Extracted records:
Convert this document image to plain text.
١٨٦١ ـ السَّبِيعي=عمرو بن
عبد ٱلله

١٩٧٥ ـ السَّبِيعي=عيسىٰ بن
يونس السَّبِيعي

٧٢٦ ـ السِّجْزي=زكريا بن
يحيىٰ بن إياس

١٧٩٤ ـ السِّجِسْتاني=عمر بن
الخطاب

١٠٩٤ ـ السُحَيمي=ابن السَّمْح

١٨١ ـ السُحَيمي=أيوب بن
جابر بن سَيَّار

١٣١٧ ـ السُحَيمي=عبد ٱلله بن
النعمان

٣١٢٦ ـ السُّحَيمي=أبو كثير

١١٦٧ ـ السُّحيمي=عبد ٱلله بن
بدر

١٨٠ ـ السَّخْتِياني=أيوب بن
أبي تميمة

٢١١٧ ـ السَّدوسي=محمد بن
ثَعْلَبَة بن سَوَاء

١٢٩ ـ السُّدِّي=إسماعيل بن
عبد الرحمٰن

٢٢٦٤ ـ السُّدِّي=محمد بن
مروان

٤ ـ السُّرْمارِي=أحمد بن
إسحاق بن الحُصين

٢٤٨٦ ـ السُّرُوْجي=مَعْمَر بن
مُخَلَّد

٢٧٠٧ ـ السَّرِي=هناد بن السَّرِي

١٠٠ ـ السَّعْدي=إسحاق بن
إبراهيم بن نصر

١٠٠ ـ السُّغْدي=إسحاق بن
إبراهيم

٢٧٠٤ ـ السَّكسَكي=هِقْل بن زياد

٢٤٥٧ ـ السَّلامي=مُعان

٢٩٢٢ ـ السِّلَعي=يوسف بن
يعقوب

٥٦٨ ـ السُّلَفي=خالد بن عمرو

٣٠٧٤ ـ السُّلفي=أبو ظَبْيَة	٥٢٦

## TASK REQUIREMENTS
Output all of the data again. Match it exactly.

## WRITTEN ANSWER
Convert this document image to plain text.
١٨٦١ ـ السَّبِيعي=عمرو بن
عبد ٱلله

١٩٧٥ ـ السَّبِيعي=عيسىٰ بن
يونس السَّبِيعي

٧٢٦ ـ السِّجْزي=زكريا بن
يحيىٰ بن إياس

١٧٩٤ ـ السِّجِسْتاني=عمر بن
الخطاب

١٠٩٤ ـ السُحَيمي=ابن السَّمْح

١٨١ ـ السُحَيمي=أيوب بن
جابر بن سَيَّار

١٣١٧ ـ السُحَيمي=عبد ٱلله بن
النعمان

٣١٢٦ ـ السُّحَيمي=أبو كثير

١١٦٧ ـ السُّحيمي=عبد ٱلله بن
بدر

١٨٠ ـ السَّخْتِياني=أيوب بن
أبي تميمة

٢١١٧ ـ السَّدوسي=محمد بن
ثَعْلَبَة بن سَوَاء

١٢٩ ـ السُّدِّي=إسماعيل بن
عبد الرحمٰن

٢٢٦٤ ـ السُّدِّي=محمد بن
مروان

٤ ـ السُّرْمارِي=أحمد بن
إسحاق بن الحُصين

٢٤٨٦ ـ السُّرُوْجي=مَعْمَر بن
مُخَلَّد

٢٧٠٧ ـ السَّرِي=هناد بن السَّرِي

١٠٠ ـ السَّعْدي=إسحاق بن
إبراهيم بن نصر

١٠٠ ـ السُّغْدي=إسحاق بن
إبراهيم

٢٧٠٤ ـ السَّكسَكي=هِقْل بن زياد

٢٤٥٧ ـ السَّلامي=مُعان

٢٩٢٢ ـ السِّلَعي=يوسف بن
يعقوب

٥٦٨ ـ السُّلَفي=خالد بن عمرو

٣٠٧٤ ـ السُّلفي=أبو ظَبْيَة	٥٢٦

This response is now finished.